Data excerpts:
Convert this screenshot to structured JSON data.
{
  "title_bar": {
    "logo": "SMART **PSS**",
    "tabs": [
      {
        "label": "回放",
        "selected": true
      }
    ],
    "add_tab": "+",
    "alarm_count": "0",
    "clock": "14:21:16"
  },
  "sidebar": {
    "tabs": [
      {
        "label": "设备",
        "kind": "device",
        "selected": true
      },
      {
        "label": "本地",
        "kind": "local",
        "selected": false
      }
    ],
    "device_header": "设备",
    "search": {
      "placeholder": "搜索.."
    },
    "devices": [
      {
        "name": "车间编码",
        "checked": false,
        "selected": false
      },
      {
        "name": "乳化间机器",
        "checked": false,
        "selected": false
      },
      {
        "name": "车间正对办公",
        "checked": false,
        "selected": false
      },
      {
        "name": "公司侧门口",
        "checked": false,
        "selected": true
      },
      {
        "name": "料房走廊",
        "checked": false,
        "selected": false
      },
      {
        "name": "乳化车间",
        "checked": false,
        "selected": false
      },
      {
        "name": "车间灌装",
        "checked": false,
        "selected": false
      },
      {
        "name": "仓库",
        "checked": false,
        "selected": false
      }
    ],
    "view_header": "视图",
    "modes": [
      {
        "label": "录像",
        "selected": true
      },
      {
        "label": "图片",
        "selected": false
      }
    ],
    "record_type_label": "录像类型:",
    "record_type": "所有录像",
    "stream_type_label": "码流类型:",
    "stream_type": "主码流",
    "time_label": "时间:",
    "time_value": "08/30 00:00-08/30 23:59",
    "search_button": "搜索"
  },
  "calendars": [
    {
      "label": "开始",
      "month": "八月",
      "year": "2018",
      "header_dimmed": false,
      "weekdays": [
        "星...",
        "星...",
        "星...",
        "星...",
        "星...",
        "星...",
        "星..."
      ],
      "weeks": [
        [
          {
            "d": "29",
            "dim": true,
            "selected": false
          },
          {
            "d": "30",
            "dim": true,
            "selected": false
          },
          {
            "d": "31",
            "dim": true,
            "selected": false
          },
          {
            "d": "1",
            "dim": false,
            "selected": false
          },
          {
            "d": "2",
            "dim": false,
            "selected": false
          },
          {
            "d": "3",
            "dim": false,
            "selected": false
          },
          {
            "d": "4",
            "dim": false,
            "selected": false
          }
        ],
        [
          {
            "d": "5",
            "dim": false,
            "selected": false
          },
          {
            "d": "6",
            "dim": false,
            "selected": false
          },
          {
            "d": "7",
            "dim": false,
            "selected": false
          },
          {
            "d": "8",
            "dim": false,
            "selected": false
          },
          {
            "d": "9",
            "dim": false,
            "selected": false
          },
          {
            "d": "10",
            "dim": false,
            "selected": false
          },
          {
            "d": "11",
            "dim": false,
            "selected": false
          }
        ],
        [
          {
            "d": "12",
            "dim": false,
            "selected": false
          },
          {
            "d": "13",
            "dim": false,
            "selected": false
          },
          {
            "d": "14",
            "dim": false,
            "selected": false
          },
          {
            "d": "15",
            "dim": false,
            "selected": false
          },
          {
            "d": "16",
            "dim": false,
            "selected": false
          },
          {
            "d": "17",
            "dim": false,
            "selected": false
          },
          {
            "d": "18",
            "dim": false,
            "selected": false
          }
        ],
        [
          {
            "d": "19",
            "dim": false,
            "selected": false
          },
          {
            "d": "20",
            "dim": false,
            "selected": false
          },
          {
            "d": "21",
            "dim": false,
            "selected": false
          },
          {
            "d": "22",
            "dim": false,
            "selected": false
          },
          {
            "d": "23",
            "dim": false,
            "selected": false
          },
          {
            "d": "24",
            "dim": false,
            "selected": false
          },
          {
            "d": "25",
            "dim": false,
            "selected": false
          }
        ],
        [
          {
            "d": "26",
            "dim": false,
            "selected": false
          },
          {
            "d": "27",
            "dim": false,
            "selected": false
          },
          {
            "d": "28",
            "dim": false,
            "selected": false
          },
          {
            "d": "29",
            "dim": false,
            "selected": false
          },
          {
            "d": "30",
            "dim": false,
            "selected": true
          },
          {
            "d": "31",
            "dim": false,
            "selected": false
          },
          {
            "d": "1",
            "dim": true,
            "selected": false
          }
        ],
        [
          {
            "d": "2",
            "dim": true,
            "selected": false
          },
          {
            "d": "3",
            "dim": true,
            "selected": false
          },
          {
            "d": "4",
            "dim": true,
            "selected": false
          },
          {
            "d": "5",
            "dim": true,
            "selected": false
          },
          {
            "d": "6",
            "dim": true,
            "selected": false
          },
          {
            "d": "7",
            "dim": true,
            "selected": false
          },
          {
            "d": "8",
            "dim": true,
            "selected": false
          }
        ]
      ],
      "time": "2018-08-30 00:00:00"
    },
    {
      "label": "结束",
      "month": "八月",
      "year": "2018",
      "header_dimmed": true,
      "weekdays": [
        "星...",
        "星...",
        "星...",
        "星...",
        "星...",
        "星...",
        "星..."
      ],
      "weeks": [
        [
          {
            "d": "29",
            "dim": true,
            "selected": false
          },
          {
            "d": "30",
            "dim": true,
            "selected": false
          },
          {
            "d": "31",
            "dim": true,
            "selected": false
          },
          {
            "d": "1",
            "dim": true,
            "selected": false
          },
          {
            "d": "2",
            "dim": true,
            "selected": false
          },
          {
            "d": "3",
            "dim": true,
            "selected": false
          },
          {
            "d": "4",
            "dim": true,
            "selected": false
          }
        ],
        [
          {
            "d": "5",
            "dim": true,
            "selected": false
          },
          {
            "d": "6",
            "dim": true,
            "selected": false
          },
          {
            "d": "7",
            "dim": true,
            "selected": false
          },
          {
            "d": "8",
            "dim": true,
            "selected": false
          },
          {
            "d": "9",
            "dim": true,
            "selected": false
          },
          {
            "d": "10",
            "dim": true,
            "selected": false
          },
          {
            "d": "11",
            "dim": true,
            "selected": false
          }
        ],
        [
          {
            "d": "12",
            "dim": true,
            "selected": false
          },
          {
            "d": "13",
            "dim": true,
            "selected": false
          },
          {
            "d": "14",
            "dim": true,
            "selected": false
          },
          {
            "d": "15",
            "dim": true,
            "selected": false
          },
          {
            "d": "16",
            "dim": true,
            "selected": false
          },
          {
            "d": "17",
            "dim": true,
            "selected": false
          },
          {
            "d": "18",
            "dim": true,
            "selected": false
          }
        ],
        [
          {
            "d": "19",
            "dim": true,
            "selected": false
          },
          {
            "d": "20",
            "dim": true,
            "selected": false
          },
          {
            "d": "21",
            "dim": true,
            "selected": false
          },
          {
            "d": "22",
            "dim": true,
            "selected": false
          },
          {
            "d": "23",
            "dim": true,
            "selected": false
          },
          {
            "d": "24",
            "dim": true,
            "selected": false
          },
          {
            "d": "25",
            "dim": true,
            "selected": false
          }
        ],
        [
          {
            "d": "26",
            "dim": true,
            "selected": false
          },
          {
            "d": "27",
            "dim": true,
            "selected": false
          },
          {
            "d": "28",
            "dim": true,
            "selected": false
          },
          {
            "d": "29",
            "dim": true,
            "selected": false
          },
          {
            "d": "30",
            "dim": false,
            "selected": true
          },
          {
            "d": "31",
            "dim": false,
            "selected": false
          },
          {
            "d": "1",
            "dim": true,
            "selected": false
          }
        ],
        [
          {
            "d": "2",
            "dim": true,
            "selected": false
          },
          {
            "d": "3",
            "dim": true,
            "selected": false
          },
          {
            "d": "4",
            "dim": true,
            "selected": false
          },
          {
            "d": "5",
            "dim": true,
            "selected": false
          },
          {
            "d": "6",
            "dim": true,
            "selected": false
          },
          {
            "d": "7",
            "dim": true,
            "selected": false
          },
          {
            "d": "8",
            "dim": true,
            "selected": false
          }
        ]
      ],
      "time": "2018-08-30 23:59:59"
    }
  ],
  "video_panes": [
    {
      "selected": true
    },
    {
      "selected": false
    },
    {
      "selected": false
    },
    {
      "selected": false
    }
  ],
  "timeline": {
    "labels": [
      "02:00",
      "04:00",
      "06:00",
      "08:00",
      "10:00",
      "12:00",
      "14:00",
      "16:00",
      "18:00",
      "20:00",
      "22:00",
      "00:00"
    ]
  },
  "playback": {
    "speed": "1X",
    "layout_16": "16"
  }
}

**EXERCISE**
In the lines above, find each one with "name" and list it.

**OUTPUT FOR THIS TASK**
        "name": "车间编码",
        "name": "乳化间机器",
        "name": "车间正对办公",
        "name": "公司侧门口",
        "name": "料房走廊",
        "name": "乳化车间",
        "name": "车间灌装",
        "name": "仓库",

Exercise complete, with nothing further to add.